**MATERIAL FOR THIS EXERCISE:**
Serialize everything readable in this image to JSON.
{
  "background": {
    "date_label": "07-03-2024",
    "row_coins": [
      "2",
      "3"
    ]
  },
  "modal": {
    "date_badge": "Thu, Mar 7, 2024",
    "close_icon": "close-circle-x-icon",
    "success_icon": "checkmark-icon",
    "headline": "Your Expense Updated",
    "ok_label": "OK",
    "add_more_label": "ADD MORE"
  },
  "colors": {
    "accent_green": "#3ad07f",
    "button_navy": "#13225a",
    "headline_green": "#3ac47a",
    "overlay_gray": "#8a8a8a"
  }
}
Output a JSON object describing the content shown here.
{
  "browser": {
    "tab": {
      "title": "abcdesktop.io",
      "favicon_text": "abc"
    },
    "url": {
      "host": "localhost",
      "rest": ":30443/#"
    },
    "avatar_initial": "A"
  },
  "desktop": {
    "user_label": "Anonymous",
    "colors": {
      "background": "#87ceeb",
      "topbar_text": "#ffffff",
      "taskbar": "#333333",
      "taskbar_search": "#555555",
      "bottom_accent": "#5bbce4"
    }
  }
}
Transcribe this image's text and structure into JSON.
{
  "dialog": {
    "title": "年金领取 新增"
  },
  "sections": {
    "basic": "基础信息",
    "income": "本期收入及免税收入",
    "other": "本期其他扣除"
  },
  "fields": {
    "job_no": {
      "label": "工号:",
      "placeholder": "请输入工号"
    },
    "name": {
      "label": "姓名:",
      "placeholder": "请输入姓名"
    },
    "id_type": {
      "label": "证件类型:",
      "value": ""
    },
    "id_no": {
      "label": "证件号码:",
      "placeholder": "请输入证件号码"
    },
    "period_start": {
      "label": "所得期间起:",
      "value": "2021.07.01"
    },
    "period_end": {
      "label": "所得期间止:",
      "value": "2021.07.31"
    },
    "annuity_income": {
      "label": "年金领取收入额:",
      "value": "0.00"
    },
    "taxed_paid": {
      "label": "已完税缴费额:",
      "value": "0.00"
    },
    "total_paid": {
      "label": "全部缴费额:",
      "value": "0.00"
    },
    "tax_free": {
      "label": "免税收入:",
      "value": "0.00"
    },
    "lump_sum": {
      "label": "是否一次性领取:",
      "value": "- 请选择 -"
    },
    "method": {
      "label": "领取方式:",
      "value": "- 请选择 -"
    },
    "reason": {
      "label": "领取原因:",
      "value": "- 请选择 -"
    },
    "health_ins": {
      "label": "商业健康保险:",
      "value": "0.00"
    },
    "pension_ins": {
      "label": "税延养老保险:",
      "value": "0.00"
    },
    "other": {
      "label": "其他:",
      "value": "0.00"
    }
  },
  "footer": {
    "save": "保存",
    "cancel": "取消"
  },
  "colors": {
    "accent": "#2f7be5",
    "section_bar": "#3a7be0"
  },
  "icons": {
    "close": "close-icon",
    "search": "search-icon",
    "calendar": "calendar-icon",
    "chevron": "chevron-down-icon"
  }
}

**WHAT IS REQUIRED:**
Write out the entries in full, exactly as given.

**RESULT FOR THIS EXERCISE:**
Serialize everything readable in this image to JSON.
{
  "background": {
    "date_label": "07-03-2024",
    "row_coins": [
      "2",
      "3"
    ]
  },
  "modal": {
    "date_badge": "Thu, Mar 7, 2024",
    "close_icon": "close-circle-x-icon",
    "success_icon": "checkmark-icon",
    "headline": "Your Expense Updated",
    "ok_label": "OK",
    "add_more_label": "ADD MORE"
  },
  "colors": {
    "accent_green": "#3ad07f",
    "button_navy": "#13225a",
    "headline_green": "#3ac47a",
    "overlay_gray": "#8a8a8a"
  }
}
Output a JSON object describing the content shown here.
{
  "browser": {
    "tab": {
      "title": "abcdesktop.io",
      "favicon_text": "abc"
    },
    "url": {
      "host": "localhost",
      "rest": ":30443/#"
    },
    "avatar_initial": "A"
  },
  "desktop": {
    "user_label": "Anonymous",
    "colors": {
      "background": "#87ceeb",
      "topbar_text": "#ffffff",
      "taskbar": "#333333",
      "taskbar_search": "#555555",
      "bottom_accent": "#5bbce4"
    }
  }
}
Transcribe this image's text and structure into JSON.
{
  "dialog": {
    "title": "年金领取 新增"
  },
  "sections": {
    "basic": "基础信息",
    "income": "本期收入及免税收入",
    "other": "本期其他扣除"
  },
  "fields": {
    "job_no": {
      "label": "工号:",
      "placeholder": "请输入工号"
    },
    "name": {
      "label": "姓名:",
      "placeholder": "请输入姓名"
    },
    "id_type": {
      "label": "证件类型:",
      "value": ""
    },
    "id_no": {
      "label": "证件号码:",
      "placeholder": "请输入证件号码"
    },
    "period_start": {
      "label": "所得期间起:",
      "value": "2021.07.01"
    },
    "period_end": {
      "label": "所得期间止:",
      "value": "2021.07.31"
    },
    "annuity_income": {
      "label": "年金领取收入额:",
      "value": "0.00"
    },
    "taxed_paid": {
      "label": "已完税缴费额:",
      "value": "0.00"
    },
    "total_paid": {
      "label": "全部缴费额:",
      "value": "0.00"
    },
    "tax_free": {
      "label": "免税收入:",
      "value": "0.00"
    },
    "lump_sum": {
      "label": "是否一次性领取:",
      "value": "- 请选择 -"
    },
    "method": {
      "label": "领取方式:",
      "value": "- 请选择 -"
    },
    "reason": {
      "label": "领取原因:",
      "value": "- 请选择 -"
    },
    "health_ins": {
      "label": "商业健康保险:",
      "value": "0.00"
    },
    "pension_ins": {
      "label": "税延养老保险:",
      "value": "0.00"
    },
    "other": {
      "label": "其他:",
      "value": "0.00"
    }
  },
  "footer": {
    "save": "保存",
    "cancel": "取消"
  },
  "colors": {
    "accent": "#2f7be5",
    "section_bar": "#3a7be0"
  },
  "icons": {
    "close": "close-icon",
    "search": "search-icon",
    "calendar": "calendar-icon",
    "chevron": "chevron-down-icon"
  }
}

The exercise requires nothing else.